**Documento**:
LE ARCHISTAR SECONDO MARC AUGE'

Pietro Pagliardini

Salvatore d’Agostino ha pubblicato su Wilfing Architettura un articolo di Marc Augé tratto da Le Monde, dal titolo L’architettura globale. Rimando al link per la lettura del testo.
L’analisi che Augé svolge sul fenomeno archistar, facendo ricorso a concetti del tutto analoghi a quelli di Nikos Salìngaros nel libro No alle archistar, LEF, 2008, e non tanto diversi da quelli ripetuti più volte in questo blog, è oggettiva; le proposte per il futuro che auspica rischiano di essere, a mio avviso, peggiori del male.
La critica all’architetto demiurgo che progetta per il villaggio globale non sembra affatto finalizzata al rispetto delle culture locali e dei luoghi ché anzi, dice Augé:
Le polemiche sull’importanza di adattarsi al contesto non hanno senso in un’epoca in cui ogni contesto locale vuole anche essere globale e in cui la firma dell’architetto diventa il simbolo di questo cambiamento di scala”.
Quindi l’autore sembra prendere atto di questa realtà giudicandola coerente con le aspettative delle comunità locali.(1)



Poi prosegue:
La retorica dei suoi discorsi (dell’architetto) serve a conquistare mercati: per questo, spesso imita l’ideologia degli imprenditori. Per lo stesso motivo incarna il cammino della storia”.
Ma dove vada la storia, per fortuna, neanche Augé si azzarda a prevederlo. Da notare che Augé non distingue la figura dell’architetto da quella dell’archistar, a riprova che sono proprio loro, le archistar, a dare il passo agli architetti in genere. E non è un caso che l’antropologo abbia colto nella mitica espressione “cultura del progetto”, che poi altro non è che la "cultura del proprio progetto”, ciò che accomuna gran parte degli architetti.

**Sezione dati**:
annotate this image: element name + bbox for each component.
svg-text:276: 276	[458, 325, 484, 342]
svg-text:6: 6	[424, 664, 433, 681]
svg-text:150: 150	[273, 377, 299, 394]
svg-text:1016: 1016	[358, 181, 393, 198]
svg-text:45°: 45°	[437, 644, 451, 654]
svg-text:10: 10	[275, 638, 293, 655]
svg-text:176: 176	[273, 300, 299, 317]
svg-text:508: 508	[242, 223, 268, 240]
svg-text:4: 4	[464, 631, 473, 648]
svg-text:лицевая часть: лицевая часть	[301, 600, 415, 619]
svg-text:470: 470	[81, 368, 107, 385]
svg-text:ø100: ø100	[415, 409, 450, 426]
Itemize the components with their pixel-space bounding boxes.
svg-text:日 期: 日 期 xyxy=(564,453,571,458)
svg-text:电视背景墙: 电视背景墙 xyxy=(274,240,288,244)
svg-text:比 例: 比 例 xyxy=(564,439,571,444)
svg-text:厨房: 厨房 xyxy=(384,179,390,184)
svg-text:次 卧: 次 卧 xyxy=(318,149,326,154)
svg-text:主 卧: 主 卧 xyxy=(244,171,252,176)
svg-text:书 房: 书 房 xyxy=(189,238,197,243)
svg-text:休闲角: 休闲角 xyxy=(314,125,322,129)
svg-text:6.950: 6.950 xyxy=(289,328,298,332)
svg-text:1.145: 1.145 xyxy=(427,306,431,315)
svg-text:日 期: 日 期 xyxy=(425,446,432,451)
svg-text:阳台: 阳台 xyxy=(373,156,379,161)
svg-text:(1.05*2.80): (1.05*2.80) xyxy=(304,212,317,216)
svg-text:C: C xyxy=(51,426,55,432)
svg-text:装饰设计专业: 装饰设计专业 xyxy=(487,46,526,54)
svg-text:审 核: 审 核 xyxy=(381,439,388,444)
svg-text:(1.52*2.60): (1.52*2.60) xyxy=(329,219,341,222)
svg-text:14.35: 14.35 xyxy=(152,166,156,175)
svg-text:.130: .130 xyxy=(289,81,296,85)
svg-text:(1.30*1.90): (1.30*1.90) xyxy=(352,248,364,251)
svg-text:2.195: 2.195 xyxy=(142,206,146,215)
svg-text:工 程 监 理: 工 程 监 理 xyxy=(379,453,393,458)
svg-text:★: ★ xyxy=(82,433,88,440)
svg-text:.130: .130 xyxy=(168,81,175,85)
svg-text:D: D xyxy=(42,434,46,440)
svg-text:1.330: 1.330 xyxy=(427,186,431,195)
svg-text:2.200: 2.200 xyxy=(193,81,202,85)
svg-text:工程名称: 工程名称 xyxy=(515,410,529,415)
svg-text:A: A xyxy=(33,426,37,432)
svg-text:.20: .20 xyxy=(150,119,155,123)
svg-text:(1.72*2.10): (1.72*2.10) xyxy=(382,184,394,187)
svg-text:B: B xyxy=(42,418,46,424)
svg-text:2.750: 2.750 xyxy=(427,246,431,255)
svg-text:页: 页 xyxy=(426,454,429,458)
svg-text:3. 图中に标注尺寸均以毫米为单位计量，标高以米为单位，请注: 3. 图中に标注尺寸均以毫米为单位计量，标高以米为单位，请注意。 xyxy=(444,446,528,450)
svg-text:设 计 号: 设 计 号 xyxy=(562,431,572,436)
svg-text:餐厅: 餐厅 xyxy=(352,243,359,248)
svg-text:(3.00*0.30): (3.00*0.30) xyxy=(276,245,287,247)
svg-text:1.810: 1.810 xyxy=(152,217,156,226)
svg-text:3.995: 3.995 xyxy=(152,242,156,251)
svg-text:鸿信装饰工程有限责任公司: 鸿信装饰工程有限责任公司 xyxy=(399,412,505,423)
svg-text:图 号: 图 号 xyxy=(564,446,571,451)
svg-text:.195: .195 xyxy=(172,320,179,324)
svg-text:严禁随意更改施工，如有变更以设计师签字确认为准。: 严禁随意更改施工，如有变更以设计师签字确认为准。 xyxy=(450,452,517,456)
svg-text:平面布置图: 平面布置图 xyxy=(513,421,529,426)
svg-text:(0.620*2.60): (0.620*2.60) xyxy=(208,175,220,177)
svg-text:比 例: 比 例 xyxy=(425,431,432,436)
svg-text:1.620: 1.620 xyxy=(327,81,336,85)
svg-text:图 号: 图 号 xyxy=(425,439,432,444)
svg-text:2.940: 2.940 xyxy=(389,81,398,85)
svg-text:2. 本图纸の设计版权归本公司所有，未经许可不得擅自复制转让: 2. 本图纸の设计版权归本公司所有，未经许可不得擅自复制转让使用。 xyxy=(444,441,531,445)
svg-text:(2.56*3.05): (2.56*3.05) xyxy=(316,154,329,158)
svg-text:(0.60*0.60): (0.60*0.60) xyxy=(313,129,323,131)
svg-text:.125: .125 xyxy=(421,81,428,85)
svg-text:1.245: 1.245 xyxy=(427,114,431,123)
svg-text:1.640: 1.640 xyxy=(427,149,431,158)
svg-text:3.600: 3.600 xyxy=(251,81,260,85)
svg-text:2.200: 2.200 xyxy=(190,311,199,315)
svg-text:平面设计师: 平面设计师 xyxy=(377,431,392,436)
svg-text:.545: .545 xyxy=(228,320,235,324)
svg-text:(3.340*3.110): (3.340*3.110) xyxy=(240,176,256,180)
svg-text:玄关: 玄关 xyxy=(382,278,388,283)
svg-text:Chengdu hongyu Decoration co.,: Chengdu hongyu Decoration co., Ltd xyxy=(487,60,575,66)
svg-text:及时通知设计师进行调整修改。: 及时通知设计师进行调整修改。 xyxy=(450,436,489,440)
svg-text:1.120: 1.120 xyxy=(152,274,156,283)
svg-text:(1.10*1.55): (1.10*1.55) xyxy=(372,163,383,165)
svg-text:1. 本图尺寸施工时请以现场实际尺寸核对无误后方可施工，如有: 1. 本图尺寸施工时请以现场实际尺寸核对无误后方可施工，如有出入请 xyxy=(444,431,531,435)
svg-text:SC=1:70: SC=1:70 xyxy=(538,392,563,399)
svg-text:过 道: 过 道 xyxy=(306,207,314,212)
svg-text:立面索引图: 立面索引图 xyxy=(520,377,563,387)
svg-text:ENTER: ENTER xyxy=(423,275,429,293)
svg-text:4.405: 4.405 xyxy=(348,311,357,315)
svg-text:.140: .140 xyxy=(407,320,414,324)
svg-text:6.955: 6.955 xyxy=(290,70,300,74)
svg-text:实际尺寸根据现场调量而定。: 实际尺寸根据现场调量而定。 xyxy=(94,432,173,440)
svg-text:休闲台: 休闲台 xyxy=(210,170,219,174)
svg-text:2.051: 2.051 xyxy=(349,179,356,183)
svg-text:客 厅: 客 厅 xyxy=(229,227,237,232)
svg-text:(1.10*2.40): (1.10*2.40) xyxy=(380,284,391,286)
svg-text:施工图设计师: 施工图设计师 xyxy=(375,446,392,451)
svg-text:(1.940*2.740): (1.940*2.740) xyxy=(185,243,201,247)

**Consegna**:
Continua il testo sulle archistar secondo Marc Augé, riprendendo subito dopo la sua ultima frase. Le righe non hanno alcun ruolo in questo lavoro.

**Risultato**:
Ma a questo punto c’è il passaggio decisivo, il cambio di marcia. La disapprovazione di Augé per gli architetti che sono “più affascinati dalla possibilità di lasciare la loro impronta sui luoghi più importanti del pianeta… che dall’idea di affrontare i problemi tecnici e sociali causati dall’urbanizzazione mondiale” non è però rivolta alle loro architetture nè all'essere le archistar simbolo di una globalizzazione che rende tutti uguali “i luoghi più affascinati del pianeta” (con progetti di seconda mano dice addirittura) e che quindi dopo il loro intervento tanto affascinanti non saranno più, bensì è rivolta alla mancanza di un impegno sociale che si dovrebbe esprimere nella formulazione di proposte “sugli alloggi in città, su come affrontare l’emergenza pensando anche sul lungo periodo”.

Assolutamente incomprensibile e contraddittorio il confronto in negativo con Le Corbusier, che Augé stesso riconosce avere fatto molti danni proprio per la sua mania di risolvere il problema dell’abitare facendo tabula rasa e rifiutando la città storica!
Ebbene, cosa chiede Augé agli architetti? Di preoccuparsi del problema dell’abitare e di “tornare ad essere visionari del mondo”, esattamente quello che lui riconosce come contributo negativo di Le Corbusier! Tornare a preoccuparsi d’altro che di architettura e di città ma di problemi globali, quelli che, ad esempio, Bauman esclude possano rientrare nel campo di azione e di controllo a parte degli architetti.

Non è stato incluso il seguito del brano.